# Start of Provided data

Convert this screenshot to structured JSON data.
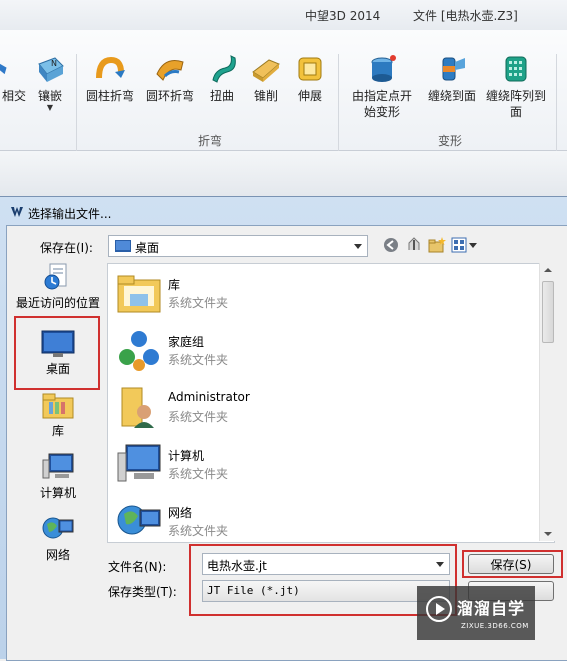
{
  "app": {
    "title": "中望3D 2014",
    "document_title": "文件 [电热水壶.Z3]"
  },
  "ribbon": {
    "buttons": [
      {
        "label": "相交",
        "icon": "intersect-icon"
      },
      {
        "label": "镶嵌",
        "icon": "emboss-icon"
      },
      {
        "label": "圆柱折弯",
        "icon": "cylinder-bend-icon"
      },
      {
        "label": "圆环折弯",
        "icon": "torus-bend-icon"
      },
      {
        "label": "扭曲",
        "icon": "twist-icon"
      },
      {
        "label": "锥削",
        "icon": "taper-icon"
      },
      {
        "label": "伸展",
        "icon": "stretch-icon"
      },
      {
        "label": "由指定点开始变形",
        "label_line1": "由指定点开",
        "label_line2": "始变形",
        "icon": "point-deform-icon"
      },
      {
        "label": "缠绕到面",
        "icon": "wrap-to-face-icon"
      },
      {
        "label": "缠绕阵列到面",
        "label_line1": "缠绕阵列到",
        "label_line2": "面",
        "icon": "wrap-array-icon"
      }
    ],
    "groups": {
      "bend": "折弯",
      "deform": "变形"
    }
  },
  "dialog": {
    "title": "选择输出文件...",
    "save_in_label": "保存在(I):",
    "save_in_value": "桌面",
    "places": [
      {
        "label": "最近访问的位置",
        "icon": "recent-places-icon"
      },
      {
        "label": "桌面",
        "icon": "desktop-icon",
        "selected": true
      },
      {
        "label": "库",
        "icon": "libraries-icon"
      },
      {
        "label": "计算机",
        "icon": "computer-icon"
      },
      {
        "label": "网络",
        "icon": "network-icon"
      }
    ],
    "files": [
      {
        "name": "库",
        "type": "系统文件夹",
        "icon": "libraries-folder-icon"
      },
      {
        "name": "家庭组",
        "type": "系统文件夹",
        "icon": "homegroup-icon"
      },
      {
        "name": "Administrator",
        "type": "系统文件夹",
        "icon": "user-folder-icon"
      },
      {
        "name": "计算机",
        "type": "系统文件夹",
        "icon": "computer-icon"
      },
      {
        "name": "网络",
        "type": "系统文件夹",
        "icon": "network-icon"
      }
    ],
    "file_name_label": "文件名(N):",
    "file_name_value": "电热水壶.jt",
    "file_type_label": "保存类型(T):",
    "file_type_value": "JT File (*.jt)",
    "save_button": "保存(S)"
  },
  "watermark": {
    "brand": "溜溜自学",
    "url": "ZIXUE.3D66.COM"
  },
  "colors": {
    "highlight_red": "#d0302f",
    "dialog_frame": "#c3d7ee"
  }
}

# End of Provided data

*Short problem*
Find the lines holding "bend" and list every one.

*The completed task*
        "icon": "cylinder-bend-icon"
        "icon": "torus-bend-icon"
      "bend": "折弯",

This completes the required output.